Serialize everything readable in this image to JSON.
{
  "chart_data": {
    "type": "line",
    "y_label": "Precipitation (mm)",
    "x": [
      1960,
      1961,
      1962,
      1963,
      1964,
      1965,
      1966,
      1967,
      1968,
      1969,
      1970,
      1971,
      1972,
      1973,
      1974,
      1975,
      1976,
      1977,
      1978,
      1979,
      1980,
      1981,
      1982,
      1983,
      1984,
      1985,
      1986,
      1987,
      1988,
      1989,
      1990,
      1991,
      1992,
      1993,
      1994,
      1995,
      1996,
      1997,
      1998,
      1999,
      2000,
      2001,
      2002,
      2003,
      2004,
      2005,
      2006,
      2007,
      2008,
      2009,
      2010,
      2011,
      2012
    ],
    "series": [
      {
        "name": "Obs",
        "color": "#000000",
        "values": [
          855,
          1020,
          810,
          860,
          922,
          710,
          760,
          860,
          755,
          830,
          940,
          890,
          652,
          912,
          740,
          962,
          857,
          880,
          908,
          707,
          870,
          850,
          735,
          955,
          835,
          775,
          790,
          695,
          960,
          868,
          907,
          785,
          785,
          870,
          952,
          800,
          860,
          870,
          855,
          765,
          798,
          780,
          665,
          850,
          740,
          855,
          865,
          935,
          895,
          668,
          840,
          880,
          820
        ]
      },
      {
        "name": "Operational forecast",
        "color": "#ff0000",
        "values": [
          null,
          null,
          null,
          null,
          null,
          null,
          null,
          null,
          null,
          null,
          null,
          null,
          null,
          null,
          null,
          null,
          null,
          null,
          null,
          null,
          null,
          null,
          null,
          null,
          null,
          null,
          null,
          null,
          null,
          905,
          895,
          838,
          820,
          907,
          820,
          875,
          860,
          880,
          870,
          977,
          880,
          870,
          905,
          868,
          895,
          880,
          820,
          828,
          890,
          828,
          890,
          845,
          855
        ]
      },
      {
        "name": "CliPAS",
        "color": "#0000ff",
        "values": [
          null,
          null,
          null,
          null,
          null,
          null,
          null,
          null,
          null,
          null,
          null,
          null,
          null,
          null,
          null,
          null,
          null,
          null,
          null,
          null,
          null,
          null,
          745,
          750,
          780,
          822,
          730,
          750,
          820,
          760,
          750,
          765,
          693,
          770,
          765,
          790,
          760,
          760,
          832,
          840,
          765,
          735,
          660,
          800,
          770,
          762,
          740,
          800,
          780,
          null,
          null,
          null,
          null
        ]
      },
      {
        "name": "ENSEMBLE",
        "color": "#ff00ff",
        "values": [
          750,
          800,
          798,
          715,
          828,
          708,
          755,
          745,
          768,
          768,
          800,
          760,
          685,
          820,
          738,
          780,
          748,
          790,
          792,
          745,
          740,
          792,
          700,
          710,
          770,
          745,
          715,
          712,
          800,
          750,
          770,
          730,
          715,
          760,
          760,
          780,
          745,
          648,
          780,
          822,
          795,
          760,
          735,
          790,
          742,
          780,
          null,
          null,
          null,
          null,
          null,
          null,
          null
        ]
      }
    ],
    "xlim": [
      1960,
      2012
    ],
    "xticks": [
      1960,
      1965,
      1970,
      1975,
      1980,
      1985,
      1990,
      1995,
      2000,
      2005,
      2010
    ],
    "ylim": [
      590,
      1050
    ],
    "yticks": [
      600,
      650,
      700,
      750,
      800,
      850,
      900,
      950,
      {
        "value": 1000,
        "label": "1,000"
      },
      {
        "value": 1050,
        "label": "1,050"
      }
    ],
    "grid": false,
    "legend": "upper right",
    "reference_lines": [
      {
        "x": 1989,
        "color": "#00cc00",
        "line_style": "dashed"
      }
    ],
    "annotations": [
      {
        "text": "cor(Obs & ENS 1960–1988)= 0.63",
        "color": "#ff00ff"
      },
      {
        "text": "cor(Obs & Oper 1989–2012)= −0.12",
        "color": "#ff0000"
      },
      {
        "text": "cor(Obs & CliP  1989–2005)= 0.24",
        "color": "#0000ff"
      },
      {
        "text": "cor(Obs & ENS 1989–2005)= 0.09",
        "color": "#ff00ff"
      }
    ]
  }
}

• EXERCISE
Display every line of the listing that contains the string "text".

• FINISHED EXERCISE
        "text": "cor(Obs & ENS 1960–1988)= 0.63",
        "text": "cor(Obs & Oper 1989–2012)= −0.12",
        "text": "cor(Obs & CliP  1989–2005)= 0.24",
        "text": "cor(Obs & ENS 1989–2005)= 0.09",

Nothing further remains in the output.